What is expected: Repeat the material exactly as it appears.

########################################

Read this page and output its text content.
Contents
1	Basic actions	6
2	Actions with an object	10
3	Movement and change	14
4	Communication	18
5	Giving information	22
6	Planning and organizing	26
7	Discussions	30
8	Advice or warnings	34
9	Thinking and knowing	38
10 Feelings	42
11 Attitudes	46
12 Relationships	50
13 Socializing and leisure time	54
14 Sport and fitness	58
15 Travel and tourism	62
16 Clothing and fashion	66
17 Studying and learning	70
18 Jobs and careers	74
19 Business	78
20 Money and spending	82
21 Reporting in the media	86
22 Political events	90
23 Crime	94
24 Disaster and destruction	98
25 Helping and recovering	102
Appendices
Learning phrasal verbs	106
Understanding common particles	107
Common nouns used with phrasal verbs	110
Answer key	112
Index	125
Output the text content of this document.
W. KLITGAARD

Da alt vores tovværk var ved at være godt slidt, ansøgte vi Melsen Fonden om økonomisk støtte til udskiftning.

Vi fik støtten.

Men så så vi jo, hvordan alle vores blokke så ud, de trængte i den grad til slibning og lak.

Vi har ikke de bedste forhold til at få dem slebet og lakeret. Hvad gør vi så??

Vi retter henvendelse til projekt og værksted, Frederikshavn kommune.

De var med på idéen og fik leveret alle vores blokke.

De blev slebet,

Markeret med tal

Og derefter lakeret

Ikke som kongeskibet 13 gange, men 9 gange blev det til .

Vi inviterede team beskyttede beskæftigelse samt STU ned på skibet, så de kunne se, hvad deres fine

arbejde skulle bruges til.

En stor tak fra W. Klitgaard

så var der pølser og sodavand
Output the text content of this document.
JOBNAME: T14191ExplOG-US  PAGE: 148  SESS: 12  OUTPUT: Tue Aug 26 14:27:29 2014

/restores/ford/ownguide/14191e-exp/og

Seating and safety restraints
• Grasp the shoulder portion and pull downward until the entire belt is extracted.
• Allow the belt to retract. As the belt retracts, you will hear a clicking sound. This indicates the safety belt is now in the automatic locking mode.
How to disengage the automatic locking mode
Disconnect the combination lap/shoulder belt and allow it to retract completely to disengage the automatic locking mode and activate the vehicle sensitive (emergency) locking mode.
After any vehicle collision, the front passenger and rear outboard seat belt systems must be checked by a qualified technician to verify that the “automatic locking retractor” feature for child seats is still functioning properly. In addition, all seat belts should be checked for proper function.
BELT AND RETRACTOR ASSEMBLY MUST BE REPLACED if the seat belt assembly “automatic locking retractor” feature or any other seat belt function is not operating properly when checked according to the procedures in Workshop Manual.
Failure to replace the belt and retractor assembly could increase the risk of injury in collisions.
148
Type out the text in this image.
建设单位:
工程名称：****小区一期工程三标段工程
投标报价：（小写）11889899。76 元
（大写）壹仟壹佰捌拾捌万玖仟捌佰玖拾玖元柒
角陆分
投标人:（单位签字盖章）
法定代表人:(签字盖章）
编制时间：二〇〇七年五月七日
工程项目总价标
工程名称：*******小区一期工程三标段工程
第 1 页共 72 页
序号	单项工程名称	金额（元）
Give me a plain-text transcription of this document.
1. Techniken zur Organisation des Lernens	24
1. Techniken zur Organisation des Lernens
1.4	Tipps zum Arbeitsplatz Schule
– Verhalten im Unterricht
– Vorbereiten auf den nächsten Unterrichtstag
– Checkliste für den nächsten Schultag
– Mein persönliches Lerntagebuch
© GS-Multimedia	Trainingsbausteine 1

########################################

Exercise output:
Read this page and output its text content.
Contents
1	Basic actions	6
2	Actions with an object	10
3	Movement and change	14
4	Communication	18
5	Giving information	22
6	Planning and organizing	26
7	Discussions	30
8	Advice or warnings	34
9	Thinking and knowing	38
10 Feelings	42
11 Attitudes	46
12 Relationships	50
13 Socializing and leisure time	54
14 Sport and fitness	58
15 Travel and tourism	62
16 Clothing and fashion	66
17 Studying and learning	70
18 Jobs and careers	74
19 Business	78
20 Money and spending	82
21 Reporting in the media	86
22 Political events	90
23 Crime	94
24 Disaster and destruction	98
25 Helping and recovering	102
Appendices
Learning phrasal verbs	106
Understanding common particles	107
Common nouns used with phrasal verbs	110
Answer key	112
Index	125
Output the text content of this document.
W. KLITGAARD

Da alt vores tovværk var ved at være godt slidt, ansøgte vi Melsen Fonden om økonomisk støtte til udskiftning.

Vi fik støtten.

Men så så vi jo, hvordan alle vores blokke så ud, de trængte i den grad til slibning og lak.

Vi har ikke de bedste forhold til at få dem slebet og lakeret. Hvad gør vi så??

Vi retter henvendelse til projekt og værksted, Frederikshavn kommune.

De var med på idéen og fik leveret alle vores blokke.

De blev slebet,

Markeret med tal

Og derefter lakeret

Ikke som kongeskibet 13 gange, men 9 gange blev det til .

Vi inviterede team beskyttede beskæftigelse samt STU ned på skibet, så de kunne se, hvad deres fine

arbejde skulle bruges til.

En stor tak fra W. Klitgaard

så var der pølser og sodavand
Output the text content of this document.
JOBNAME: T14191ExplOG-US  PAGE: 148  SESS: 12  OUTPUT: Tue Aug 26 14:27:29 2014

/restores/ford/ownguide/14191e-exp/og

Seating and safety restraints
• Grasp the shoulder portion and pull downward until the entire belt is extracted.
• Allow the belt to retract. As the belt retracts, you will hear a clicking sound. This indicates the safety belt is now in the automatic locking mode.
How to disengage the automatic locking mode
Disconnect the combination lap/shoulder belt and allow it to retract completely to disengage the automatic locking mode and activate the vehicle sensitive (emergency) locking mode.
After any vehicle collision, the front passenger and rear outboard seat belt systems must be checked by a qualified technician to verify that the “automatic locking retractor” feature for child seats is still functioning properly. In addition, all seat belts should be checked for proper function.
BELT AND RETRACTOR ASSEMBLY MUST BE REPLACED if the seat belt assembly “automatic locking retractor” feature or any other seat belt function is not operating properly when checked according to the procedures in Workshop Manual.
Failure to replace the belt and retractor assembly could increase the risk of injury in collisions.
148
Type out the text in this image.
建设单位:
工程名称：****小区一期工程三标段工程
投标报价：（小写）11889899。76 元
（大写）壹仟壹佰捌拾捌万玖仟捌佰玖拾玖元柒
角陆分
投标人:（单位签字盖章）
法定代表人:(签字盖章）
编制时间：二〇〇七年五月七日
工程项目总价标
工程名称：*******小区一期工程三标段工程
第 1 页共 72 页
序号	单项工程名称	金额（元）
Give me a plain-text transcription of this document.
1. Techniken zur Organisation des Lernens	24
1. Techniken zur Organisation des Lernens
1.4	Tipps zum Arbeitsplatz Schule
– Verhalten im Unterricht
– Vorbereiten auf den nächsten Unterrichtstag
– Checkliste für den nächsten Schultag
– Mein persönliches Lerntagebuch
© GS-Multimedia	Trainingsbausteine 1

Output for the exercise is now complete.